Material provided

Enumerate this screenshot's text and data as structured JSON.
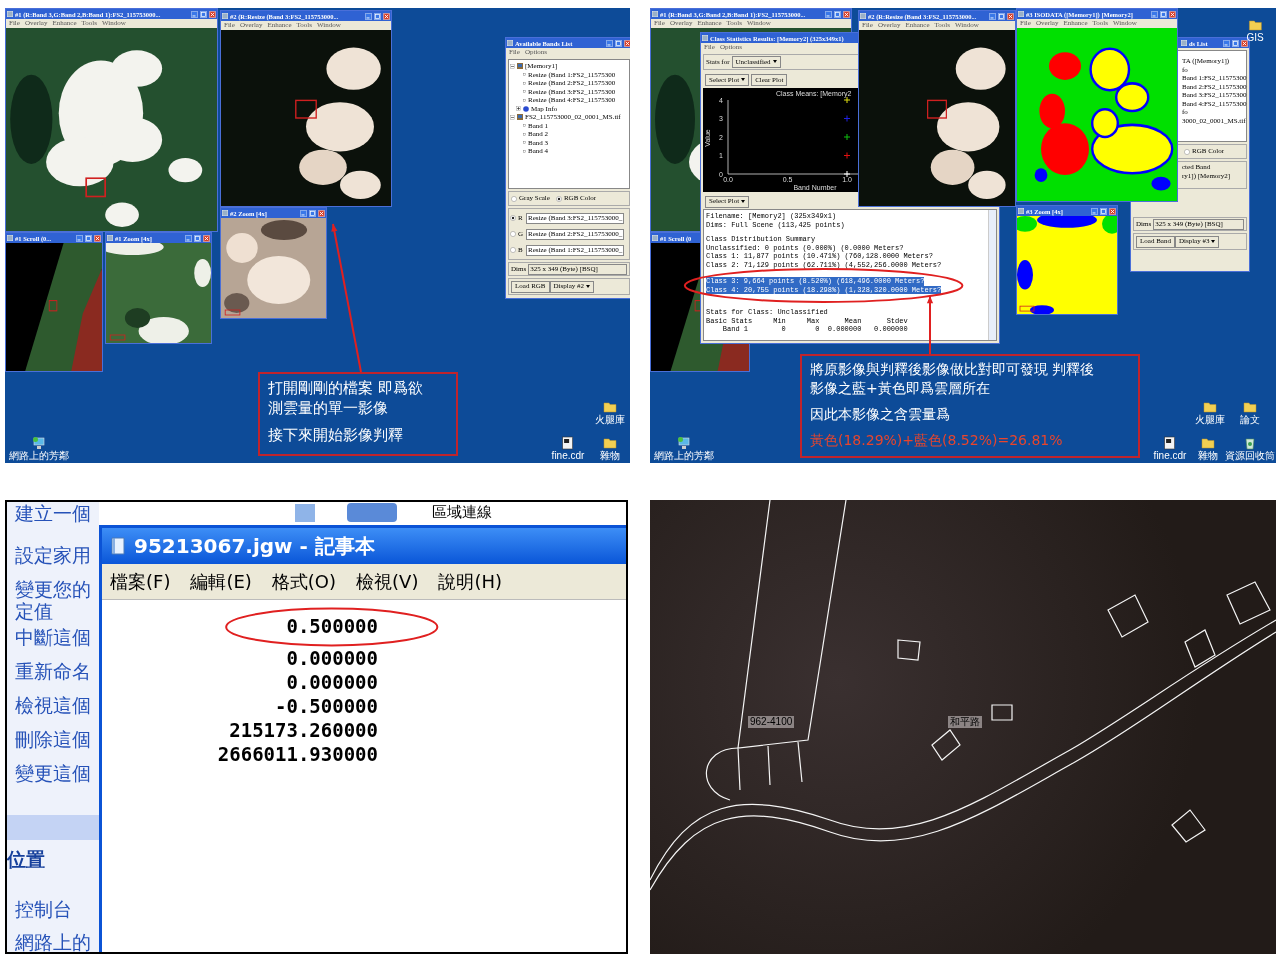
{
  "screen_1": {
    "windows": [
      {
        "kind": "image",
        "image": {
          "kind": "forest"
        },
        "title": "#1 (R:Band 3,G:Band 2,B:Band 1):FS2_115753000...",
        "title_buttons": true,
        "menu": [
          "File",
          "Overlay",
          "Enhance",
          "Tools",
          "Window"
        ]
      },
      {
        "kind": "image",
        "image": {
          "kind": "clouds"
        },
        "title": "#2 (R:Resize (Band 3:FS2_115753000...",
        "title_buttons": true,
        "menu": [
          "File",
          "Overlay",
          "Enhance",
          "Tools",
          "Window"
        ]
      },
      {
        "kind": "image",
        "image": {
          "kind": "coast"
        },
        "title": "#1 Scroll (0...",
        "title_buttons": true
      },
      {
        "kind": "image",
        "image": {
          "kind": "forest-zoom"
        },
        "title": "#1 Zoom [4x]",
        "title_buttons": true
      },
      {
        "kind": "image",
        "image": {
          "kind": "cloud-zoom"
        },
        "title": "#2 Zoom [4x]",
        "title_buttons": true
      },
      {
        "kind": "bands-list",
        "title": "Available Bands List",
        "title_buttons": true,
        "menu": [
          "File",
          "Options"
        ],
        "tree": [
          {
            "label": "[Memory1]",
            "kind": "memory",
            "expanded": true,
            "children": [
              {
                "label": "Resize (Band 1:FS2_11575300",
                "kind": "band"
              },
              {
                "label": "Resize (Band 2:FS2_11575300",
                "kind": "band"
              },
              {
                "label": "Resize (Band 3:FS2_11575300",
                "kind": "band"
              },
              {
                "label": "Resize (Band 4:FS2_11575300",
                "kind": "band"
              },
              {
                "label": "Map Info",
                "kind": "info",
                "expanded": false
              }
            ]
          },
          {
            "label": "FS2_115753000_02_0001_MS.tif",
            "kind": "memory",
            "expanded": true,
            "children": [
              {
                "label": "Band 1",
                "kind": "band"
              },
              {
                "label": "Band 2",
                "kind": "band"
              },
              {
                "label": "Band 3",
                "kind": "band"
              },
              {
                "label": "Band 4",
                "kind": "band"
              }
            ]
          }
        ],
        "modes": [
          {
            "label": "Gray Scale",
            "selected": false
          },
          {
            "label": "RGB Color",
            "selected": true
          }
        ],
        "channels": [
          {
            "label": "R",
            "selected": true,
            "band": "Resize (Band 3:FS2_115753000_"
          },
          {
            "label": "G",
            "selected": false,
            "band": "Resize (Band 2:FS2_115753000_"
          },
          {
            "label": "B",
            "selected": false,
            "band": "Resize (Band 1:FS2_115753000_"
          }
        ],
        "dims_label": "Dims",
        "dims": "325 x 349 (Byte) [BSQ]",
        "buttons": [
          {
            "label": "Load RGB",
            "kind": "button"
          },
          {
            "label": "Display #2",
            "kind": "dropdown"
          }
        ]
      }
    ],
    "callout": {
      "paragraphs": [
        {
          "kind": "plain",
          "lines": [
            "打開剛剛的檔案 即爲欲",
            "測雲量的單一影像"
          ]
        },
        {
          "kind": "plain",
          "lines": [
            "接下來開始影像判釋"
          ]
        }
      ]
    },
    "desktop_icons": [
      {
        "label": "火腿庫",
        "kind": "folder"
      },
      {
        "label": "網路上的芳鄰",
        "kind": "network"
      },
      {
        "label": "fine.cdr",
        "kind": "file"
      },
      {
        "label": "雜物",
        "kind": "folder"
      }
    ]
  },
  "screen_2": {
    "windows": [
      {
        "kind": "image",
        "image": {
          "kind": "forest"
        },
        "title": "#1 (R:Band 3,G:Band 2,B:Band 1):FS2_115753000...",
        "title_buttons": true,
        "menu": [
          "File",
          "Overlay",
          "Enhance",
          "Tools",
          "Window"
        ]
      },
      {
        "kind": "image",
        "image": {
          "kind": "coast"
        },
        "title": "#1 Scroll (0",
        "title_buttons": false
      },
      {
        "kind": "class-stats",
        "title": "Class Statistics Results: [Memory2] (325x349x1)",
        "title_buttons": false,
        "menu": [
          "File",
          "Options"
        ],
        "stats_for_label": "Stats for",
        "stats_for": "Unclassified",
        "plot_buttons": [
          {
            "label": "Select Plot",
            "kind": "dropdown"
          },
          {
            "label": "Clear Plot",
            "kind": "button"
          }
        ],
        "chart_data": {
          "type": "scatter",
          "title": "Class Means: [Memory2",
          "xlabel": "Band Number",
          "ylabel": "Value",
          "x": [
            1.0
          ],
          "series": [
            {
              "color": "#ffffff",
              "values": [
                0
              ]
            },
            {
              "color": "#e01010",
              "values": [
                1
              ]
            },
            {
              "color": "#10c010",
              "values": [
                2
              ]
            },
            {
              "color": "#2020e0",
              "values": [
                3
              ]
            },
            {
              "color": "#e0e010",
              "values": [
                4
              ]
            }
          ],
          "xlim": [
            0,
            2
          ],
          "ylim": [
            0,
            4
          ],
          "xticks": [
            {
              "value": 0,
              "label": "0.0"
            },
            {
              "value": 0.5,
              "label": "0.5"
            },
            {
              "value": 1,
              "label": "1.0"
            }
          ],
          "yticks": [
            0,
            1,
            2,
            3,
            4
          ]
        },
        "select_plot": "Select Plot",
        "report": [
          [
            {
              "text": "Filename: [Memory2] (325x349x1)",
              "selected": false
            },
            {
              "text": "Dims: Full Scene (113,425 points)",
              "selected": false
            }
          ],
          [
            {
              "text": "Class Distribution Summary",
              "selected": false
            },
            {
              "text": "Unclassified: 0 points (0.000%) (0.0000 Meters?",
              "selected": false
            },
            {
              "text": "Class 1: 11,877 points (10.471%) (760,128.0000 Meters?",
              "selected": false
            },
            {
              "text": "Class 2: 71,129 points (62.711%) (4,552,256.0000 Meters?",
              "selected": false
            },
            {
              "text": "Class 3: 9,664 points (8.520%) (618,496.0000 Meters?",
              "selected": true
            },
            {
              "text": "Class 4: 20,755 points (18.298%) (1,328,320.0000 Meters?",
              "selected": true
            }
          ],
          [
            {
              "text": "Stats for Class: Unclassified",
              "selected": false
            },
            {
              "text": "Basic Stats     Min     Max      Mean      Stdev",
              "selected": false
            },
            {
              "text": "    Band 1        0       0  0.000000   0.000000",
              "selected": false
            }
          ]
        ]
      },
      {
        "kind": "image",
        "image": {
          "kind": "clouds"
        },
        "title": "#2 (R:Resize (Band 3:FS2_115753000...",
        "title_buttons": true,
        "menu": [
          "File",
          "Overlay",
          "Enhance",
          "Tools",
          "Window"
        ]
      },
      {
        "kind": "bands-list-partial",
        "title": "ds List",
        "title_buttons": true,
        "lines": [
          "TA ([Memory1])",
          "fo",
          "Band 1:FS2_11575300",
          "Band 2:FS2_11575300",
          "Band 3:FS2_11575300",
          "Band 4:FS2_11575300",
          "fo",
          "3000_02_0001_MS.tif"
        ],
        "mode": {
          "label": "RGB Color",
          "selected": false
        },
        "band_header": "cted Band",
        "band_value": "ry1]) [Memory2]",
        "dims_label": "Dims",
        "dims": "325 x 349 (Byte) [BSQ]",
        "buttons": [
          {
            "label": "Load Band",
            "kind": "button"
          },
          {
            "label": "Display #3",
            "kind": "dropdown"
          }
        ]
      },
      {
        "kind": "image",
        "image": {
          "kind": "classified"
        },
        "title": "#3 ISODATA ([Memory1]) [Memory2]",
        "title_buttons": true,
        "menu": [
          "File",
          "Overlay",
          "Enhance",
          "Tools",
          "Window"
        ]
      },
      {
        "kind": "image",
        "image": {
          "kind": "classified-zoom"
        },
        "title": "#3 Zoom [4x]",
        "title_buttons": true
      }
    ],
    "callout": {
      "paragraphs": [
        {
          "kind": "plain",
          "lines": [
            "將原影像與判釋後影像做比對即可發現 判釋後",
            "影像之藍+黃色即爲雲層所在"
          ]
        },
        {
          "kind": "plain",
          "lines": [
            "因此本影像之含雲量爲"
          ]
        },
        {
          "kind": "result",
          "lines": [
            "黃色(18.29%)+藍色(8.52%)=26.81%"
          ]
        }
      ]
    },
    "desktop_icons": [
      {
        "label": "GIS",
        "kind": "folder"
      },
      {
        "label": "火腿庫",
        "kind": "folder"
      },
      {
        "label": "論文",
        "kind": "folder"
      },
      {
        "label": "網路上的芳鄰",
        "kind": "network"
      },
      {
        "label": "fine.cdr",
        "kind": "file"
      },
      {
        "label": "雜物",
        "kind": "folder"
      },
      {
        "label": "資源回收筒",
        "kind": "recycle"
      }
    ]
  },
  "screen_3": {
    "background_label": "區域連線",
    "tasks": [
      "建立一個",
      "設定家用",
      "變更您的",
      "定值",
      "中斷這個",
      "重新命名",
      "檢視這個",
      "刪除這個",
      "變更這個"
    ],
    "other_places_header": "位置",
    "other_places": [
      "控制台",
      "網路上的"
    ],
    "notepad": {
      "title": "95213067.jgw - 記事本",
      "menu": [
        "檔案(F)",
        "編輯(E)",
        "格式(O)",
        "檢視(V)",
        "說明(H)"
      ],
      "lines": [
        {
          "text": "0.500000",
          "circled": true
        },
        {
          "text": "0.000000",
          "circled": false
        },
        {
          "text": "0.000000",
          "circled": false
        },
        {
          "text": "-0.500000",
          "circled": false
        },
        {
          "text": "215173.260000",
          "circled": false
        },
        {
          "text": "2666011.930000",
          "circled": false
        }
      ]
    }
  },
  "screen_4": {
    "map_labels": [
      "962-4100",
      "和平路"
    ]
  }
}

The exercise
Look through the lines above and collect those with the word "Unclassified".

Response
        "stats_for": "Unclassified",
              "text": "Unclassified: 0 points (0.000%) (0.0000 Meters?",
              "text": "Stats for Class: Unclassified",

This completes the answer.